**WHAT IS NEEDED**
Identify each line below containing the string "degree" and copy it.

**Recorded data**
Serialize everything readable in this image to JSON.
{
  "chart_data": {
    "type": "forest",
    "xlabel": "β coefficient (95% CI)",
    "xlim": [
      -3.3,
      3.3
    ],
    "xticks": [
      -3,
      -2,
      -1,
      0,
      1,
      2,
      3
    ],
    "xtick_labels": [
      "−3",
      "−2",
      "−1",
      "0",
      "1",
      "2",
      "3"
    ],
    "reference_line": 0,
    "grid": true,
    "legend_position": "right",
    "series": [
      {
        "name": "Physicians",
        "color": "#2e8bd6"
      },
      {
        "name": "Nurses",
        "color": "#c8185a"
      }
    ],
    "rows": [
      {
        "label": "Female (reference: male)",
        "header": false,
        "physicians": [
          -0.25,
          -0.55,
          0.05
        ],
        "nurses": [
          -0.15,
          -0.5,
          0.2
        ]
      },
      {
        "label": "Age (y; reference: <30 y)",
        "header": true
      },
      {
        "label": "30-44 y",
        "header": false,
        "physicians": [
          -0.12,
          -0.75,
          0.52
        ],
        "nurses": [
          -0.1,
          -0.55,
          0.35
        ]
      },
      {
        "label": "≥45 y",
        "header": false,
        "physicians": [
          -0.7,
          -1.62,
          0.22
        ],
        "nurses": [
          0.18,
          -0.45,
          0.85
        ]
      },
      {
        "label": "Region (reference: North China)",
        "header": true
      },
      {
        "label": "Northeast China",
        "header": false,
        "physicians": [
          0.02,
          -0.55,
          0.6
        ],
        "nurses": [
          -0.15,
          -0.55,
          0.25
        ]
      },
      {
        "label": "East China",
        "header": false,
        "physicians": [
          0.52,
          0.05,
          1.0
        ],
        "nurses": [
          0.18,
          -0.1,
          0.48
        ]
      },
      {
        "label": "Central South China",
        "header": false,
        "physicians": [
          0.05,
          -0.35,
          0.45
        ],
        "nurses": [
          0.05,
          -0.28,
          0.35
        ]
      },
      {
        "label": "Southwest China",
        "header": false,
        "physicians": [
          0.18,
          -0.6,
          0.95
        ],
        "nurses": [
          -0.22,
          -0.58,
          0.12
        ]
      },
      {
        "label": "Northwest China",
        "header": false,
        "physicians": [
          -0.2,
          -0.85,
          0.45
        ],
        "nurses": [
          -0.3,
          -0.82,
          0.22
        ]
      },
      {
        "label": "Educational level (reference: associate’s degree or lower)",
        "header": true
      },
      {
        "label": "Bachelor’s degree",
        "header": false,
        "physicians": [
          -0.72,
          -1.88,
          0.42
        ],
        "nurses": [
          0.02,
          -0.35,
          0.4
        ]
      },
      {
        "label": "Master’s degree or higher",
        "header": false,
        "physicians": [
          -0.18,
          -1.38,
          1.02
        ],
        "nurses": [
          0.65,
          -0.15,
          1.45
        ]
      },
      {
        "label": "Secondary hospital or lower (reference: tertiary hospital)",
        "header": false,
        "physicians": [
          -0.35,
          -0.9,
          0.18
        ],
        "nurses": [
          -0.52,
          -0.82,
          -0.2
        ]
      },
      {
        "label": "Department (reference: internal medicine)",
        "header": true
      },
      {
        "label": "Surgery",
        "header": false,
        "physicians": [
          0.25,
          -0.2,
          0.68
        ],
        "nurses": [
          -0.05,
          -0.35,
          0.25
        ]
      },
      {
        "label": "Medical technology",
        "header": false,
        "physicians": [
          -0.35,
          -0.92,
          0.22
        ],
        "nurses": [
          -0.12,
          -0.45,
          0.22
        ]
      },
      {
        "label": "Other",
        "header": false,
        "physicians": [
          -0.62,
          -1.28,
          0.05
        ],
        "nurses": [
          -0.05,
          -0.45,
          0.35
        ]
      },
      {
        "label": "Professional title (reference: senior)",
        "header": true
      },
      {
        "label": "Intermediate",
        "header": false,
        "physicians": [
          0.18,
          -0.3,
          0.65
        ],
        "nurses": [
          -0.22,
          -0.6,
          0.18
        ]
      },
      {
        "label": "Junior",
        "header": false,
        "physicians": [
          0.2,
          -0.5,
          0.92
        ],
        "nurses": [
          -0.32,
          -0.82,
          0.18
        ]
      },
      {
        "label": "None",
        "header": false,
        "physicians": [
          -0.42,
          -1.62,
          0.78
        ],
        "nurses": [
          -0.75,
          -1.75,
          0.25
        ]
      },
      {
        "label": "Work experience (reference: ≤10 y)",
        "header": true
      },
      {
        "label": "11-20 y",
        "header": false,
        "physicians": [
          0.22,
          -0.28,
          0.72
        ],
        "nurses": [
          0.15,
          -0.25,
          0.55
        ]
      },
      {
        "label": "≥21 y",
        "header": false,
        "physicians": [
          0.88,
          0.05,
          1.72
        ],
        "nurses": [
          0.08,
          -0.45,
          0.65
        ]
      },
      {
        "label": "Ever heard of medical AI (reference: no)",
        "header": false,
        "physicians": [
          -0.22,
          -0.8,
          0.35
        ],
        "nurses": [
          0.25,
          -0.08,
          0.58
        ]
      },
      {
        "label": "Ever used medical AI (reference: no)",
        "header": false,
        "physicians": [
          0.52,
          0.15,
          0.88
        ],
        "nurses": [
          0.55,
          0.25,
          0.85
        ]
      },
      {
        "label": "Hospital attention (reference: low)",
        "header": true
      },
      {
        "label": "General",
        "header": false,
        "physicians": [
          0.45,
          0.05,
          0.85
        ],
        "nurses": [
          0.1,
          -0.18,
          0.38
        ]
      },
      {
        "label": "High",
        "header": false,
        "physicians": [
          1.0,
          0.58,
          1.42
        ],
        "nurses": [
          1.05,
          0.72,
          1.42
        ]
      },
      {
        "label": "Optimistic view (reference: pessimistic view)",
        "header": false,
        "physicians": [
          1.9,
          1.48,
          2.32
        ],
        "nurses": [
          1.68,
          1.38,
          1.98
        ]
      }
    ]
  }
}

**TASK SOLUTION**
        "label": "Educational level (reference: associate’s degree or lower)",
        "label": "Bachelor’s degree",
        "label": "Master’s degree or higher",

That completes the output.